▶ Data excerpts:
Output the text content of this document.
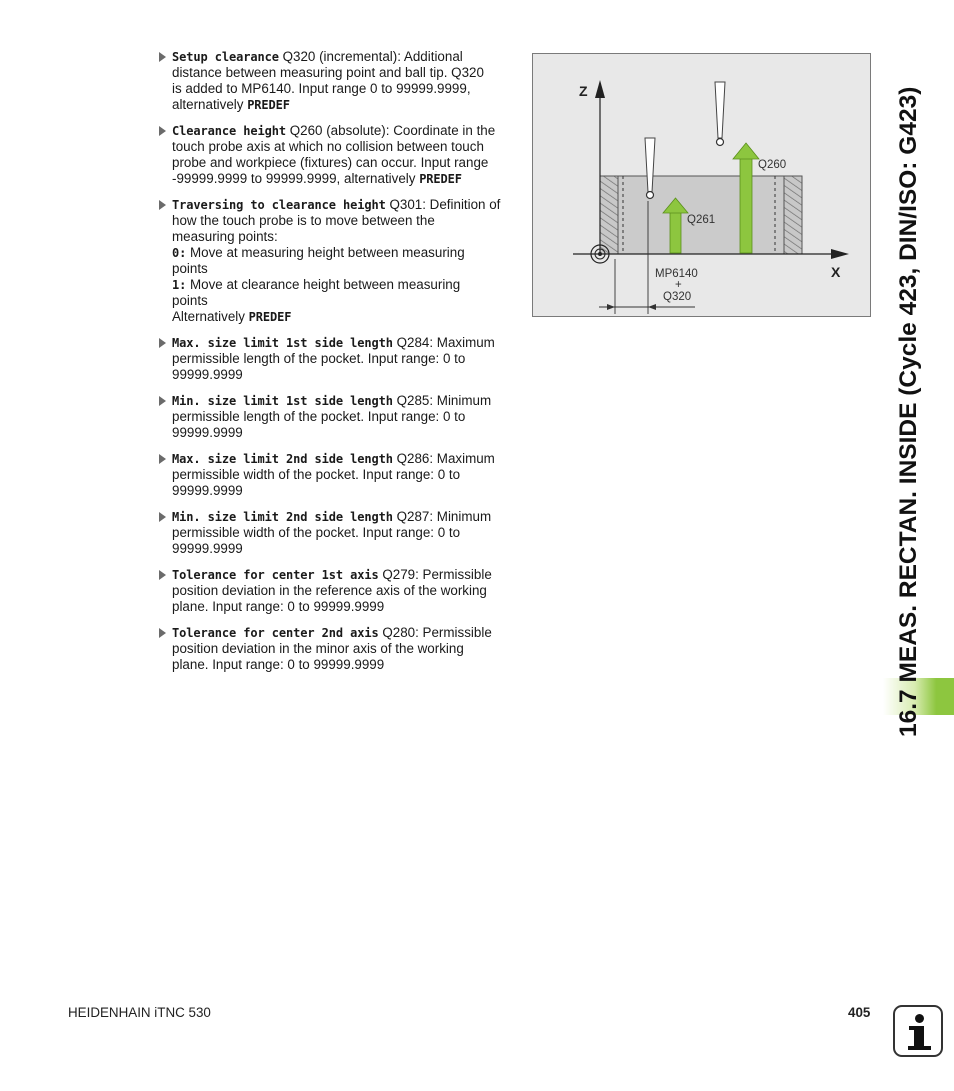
Setup clearance Q320 (incremental): Additional
distance between measuring point and ball tip. Q320
is added to MP6140. Input range 0 to 99999.9999,
alternatively PREDEF
Clearance height Q260 (absolute): Coordinate in the
touch probe axis at which no collision between touch
probe and workpiece (fixtures) can occur. Input range
-99999.9999 to 99999.9999, alternatively PREDEF
Traversing to clearance height Q301: Definition of
how the touch probe is to move between the
measuring points:
0: Move at measuring height between measuring
points
1: Move at clearance height between measuring
points
Alternatively PREDEF
Max. size limit 1st side length Q284: Maximum
permissible length of the pocket. Input range: 0 to
99999.9999
Min. size limit 1st side length Q285: Minimum
permissible length of the pocket. Input range: 0 to
99999.9999
Max. size limit 2nd side length Q286: Maximum
permissible width of the pocket. Input range: 0 to
99999.9999
Min. size limit 2nd side length Q287: Minimum
permissible width of the pocket. Input range: 0 to
99999.9999
Tolerance for center 1st axis Q279: Permissible
position deviation in the reference axis of the working
plane. Input range: 0 to 99999.9999
Tolerance for center 2nd axis Q280: Permissible
position deviation in the minor axis of the working
plane. Input range: 0 to 99999.9999
Z
X
Q260
Q261
MP6140
+
Q320	16.7 MEAS. RECTAN. INSIDE (Cycle 423, DIN/ISO: G423)
HEIDENHAIN iTNC 530	405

▶ Requirement: Copy the listing word for word, excluding its pictures.

▶ Result of the exercise:
Output the text content of this document.
Setup clearance Q320 (incremental): Additional
distance between measuring point and ball tip. Q320
is added to MP6140. Input range 0 to 99999.9999,
alternatively PREDEF
Clearance height Q260 (absolute): Coordinate in the
touch probe axis at which no collision between touch
probe and workpiece (fixtures) can occur. Input range
-99999.9999 to 99999.9999, alternatively PREDEF
Traversing to clearance height Q301: Definition of
how the touch probe is to move between the
measuring points:
0: Move at measuring height between measuring
points
1: Move at clearance height between measuring
points
Alternatively PREDEF
Max. size limit 1st side length Q284: Maximum
permissible length of the pocket. Input range: 0 to
99999.9999
Min. size limit 1st side length Q285: Minimum
permissible length of the pocket. Input range: 0 to
99999.9999
Max. size limit 2nd side length Q286: Maximum
permissible width of the pocket. Input range: 0 to
99999.9999
Min. size limit 2nd side length Q287: Minimum
permissible width of the pocket. Input range: 0 to
99999.9999
Tolerance for center 1st axis Q279: Permissible
position deviation in the reference axis of the working
plane. Input range: 0 to 99999.9999
Tolerance for center 2nd axis Q280: Permissible
position deviation in the minor axis of the working
plane. Input range: 0 to 99999.9999
Z
X
Q260
Q261
MP6140
+
Q320	16.7 MEAS. RECTAN. INSIDE (Cycle 423, DIN/ISO: G423)
HEIDENHAIN iTNC 530	405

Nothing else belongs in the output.